╭─ Selected passage

0

I have a pandas series, s1, and I want to make a new series, s2, by applying a function that takes two inputs to create one new value. This function would be applied to a 2-value window on s1. The resulting series, s2, should have one fewer value than s1. There are many ways to accomplish this but I'm looking for a way to do it very efficiently. This is on Linux and I'm currently running python 2.7 and 3.4 and pandas 15.2, though I can update pandas if that's necessary. Here's a simplification of my problem. My series consists of musical pitches represented as strings.

import pandas
s1 = pandas.Series(['C4', 'E-4', 'G4', 'A-4')

I'd like to use this function:

def interval_func(event1, event2):
    ev1 = music21.note.Note(event1)
    ev2 = music21.note.Note(event2)
    intrvl = music21.interval.Interval(ev1, ev2)

╰─
╭─ Provided records

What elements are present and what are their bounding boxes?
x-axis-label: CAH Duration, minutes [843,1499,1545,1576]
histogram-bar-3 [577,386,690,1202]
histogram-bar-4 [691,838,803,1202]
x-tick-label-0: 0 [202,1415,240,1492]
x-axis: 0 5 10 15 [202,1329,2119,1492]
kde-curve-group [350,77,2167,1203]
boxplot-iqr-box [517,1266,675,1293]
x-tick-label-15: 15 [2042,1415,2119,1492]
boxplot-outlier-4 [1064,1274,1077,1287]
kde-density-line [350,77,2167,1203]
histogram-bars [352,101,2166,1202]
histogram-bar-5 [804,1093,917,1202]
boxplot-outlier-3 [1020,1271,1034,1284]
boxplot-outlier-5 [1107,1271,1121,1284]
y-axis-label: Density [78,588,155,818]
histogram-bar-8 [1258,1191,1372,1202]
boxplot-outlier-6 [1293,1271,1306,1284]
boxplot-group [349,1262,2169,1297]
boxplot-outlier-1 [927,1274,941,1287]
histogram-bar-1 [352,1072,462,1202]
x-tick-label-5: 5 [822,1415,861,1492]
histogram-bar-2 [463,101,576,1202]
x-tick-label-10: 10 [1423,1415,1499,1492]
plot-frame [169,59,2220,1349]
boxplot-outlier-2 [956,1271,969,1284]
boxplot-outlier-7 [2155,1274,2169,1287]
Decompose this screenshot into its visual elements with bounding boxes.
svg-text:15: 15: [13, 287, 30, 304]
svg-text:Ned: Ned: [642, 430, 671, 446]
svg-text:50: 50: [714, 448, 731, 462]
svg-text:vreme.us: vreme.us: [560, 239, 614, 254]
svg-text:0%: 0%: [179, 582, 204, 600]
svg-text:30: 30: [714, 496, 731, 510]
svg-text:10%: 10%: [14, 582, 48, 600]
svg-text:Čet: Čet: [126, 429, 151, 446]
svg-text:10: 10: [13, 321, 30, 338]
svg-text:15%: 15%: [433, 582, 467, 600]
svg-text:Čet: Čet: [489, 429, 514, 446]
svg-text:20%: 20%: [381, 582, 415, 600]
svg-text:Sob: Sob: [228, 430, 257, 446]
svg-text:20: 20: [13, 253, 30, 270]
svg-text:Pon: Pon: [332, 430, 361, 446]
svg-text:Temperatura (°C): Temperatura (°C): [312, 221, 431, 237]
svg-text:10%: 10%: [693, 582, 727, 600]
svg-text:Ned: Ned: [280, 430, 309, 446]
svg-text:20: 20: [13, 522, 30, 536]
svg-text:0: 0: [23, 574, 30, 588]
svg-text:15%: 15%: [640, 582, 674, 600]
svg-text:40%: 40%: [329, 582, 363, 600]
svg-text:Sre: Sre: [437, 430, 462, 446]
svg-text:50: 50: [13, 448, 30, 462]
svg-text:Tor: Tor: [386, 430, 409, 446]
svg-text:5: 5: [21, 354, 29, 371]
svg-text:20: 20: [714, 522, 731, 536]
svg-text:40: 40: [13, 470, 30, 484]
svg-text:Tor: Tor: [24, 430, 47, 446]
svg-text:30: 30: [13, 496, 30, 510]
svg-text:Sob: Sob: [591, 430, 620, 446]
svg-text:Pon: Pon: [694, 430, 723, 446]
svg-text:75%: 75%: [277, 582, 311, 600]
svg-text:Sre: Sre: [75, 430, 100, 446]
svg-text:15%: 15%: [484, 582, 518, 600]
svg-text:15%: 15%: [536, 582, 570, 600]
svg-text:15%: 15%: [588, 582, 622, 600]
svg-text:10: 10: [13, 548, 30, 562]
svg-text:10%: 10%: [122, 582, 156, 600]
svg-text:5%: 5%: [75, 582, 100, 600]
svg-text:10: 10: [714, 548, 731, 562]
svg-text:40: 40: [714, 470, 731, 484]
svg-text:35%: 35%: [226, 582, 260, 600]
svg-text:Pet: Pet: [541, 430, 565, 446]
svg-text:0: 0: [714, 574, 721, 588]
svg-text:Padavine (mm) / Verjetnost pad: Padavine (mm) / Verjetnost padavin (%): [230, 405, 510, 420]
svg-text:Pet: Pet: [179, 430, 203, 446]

╰─

▶ Work to do:
1. Rewrite the portion of the pandas series question that opens with the words "import pandas" and closes with "intrvl = music21.interval.Interval(ev1, ev2)", substituting "pitch_interval" for "interval_func".
2. Extend the pandas series question onward from its final line.

▶ Answers to the exercise:
1.
import pandas
s1 = pandas.Series(['C4', 'E-4', 'G4', 'A-4')

I'd like to use this function:

def pitch_interval(event1, event2):
    ev1 = music21.note.Note(event1)
    ev2 = music21.note.Note(event2)
    intrvl = music21.interval.Interval(ev1, ev2)

2.
    return intrvl.name

On s1 and a shifted version of s1, to get the following series:

s2 = pandas.Series(['m3', 'M3', 'm2'])
Alex
  • 2,154
  • 3
  • 26
  • 49
  • 3
    Incorrect `apply` can take a user func or lambda and can take 0-N params, you need to define your problem better with raw data, code and desired output – EdChum Apr 14 '16 at 20:17

1 Answers1

1

In response to your edit, we could try and use a similar .rolling method, but pandas does not currently support non-numeric types in rolls.

So, we can use a list comprehension:

[music21.interval.Interval(music21.note.Note(s1[i]),\
                           music21.note.Note(s1[i + 1])).name\
 for i in range(len(s1)-1)]

or, an apply:

import music21
import pandas as pd
import numpy as np

s1 = pd.Series(['C4', 'E-4', 'G4', 'A-4'])
df = pd.DataFrame({0:s1, 1:s1.shift(1)})

def myfunc(x):
    if not any([pd.isnull(x[0]), pd.isnull(x[1])]):
        return music21.interval.Interval(music21.note.Note(x[0]),music21.note.Note(x[1])).name


df.apply(myfunc, axis = 1)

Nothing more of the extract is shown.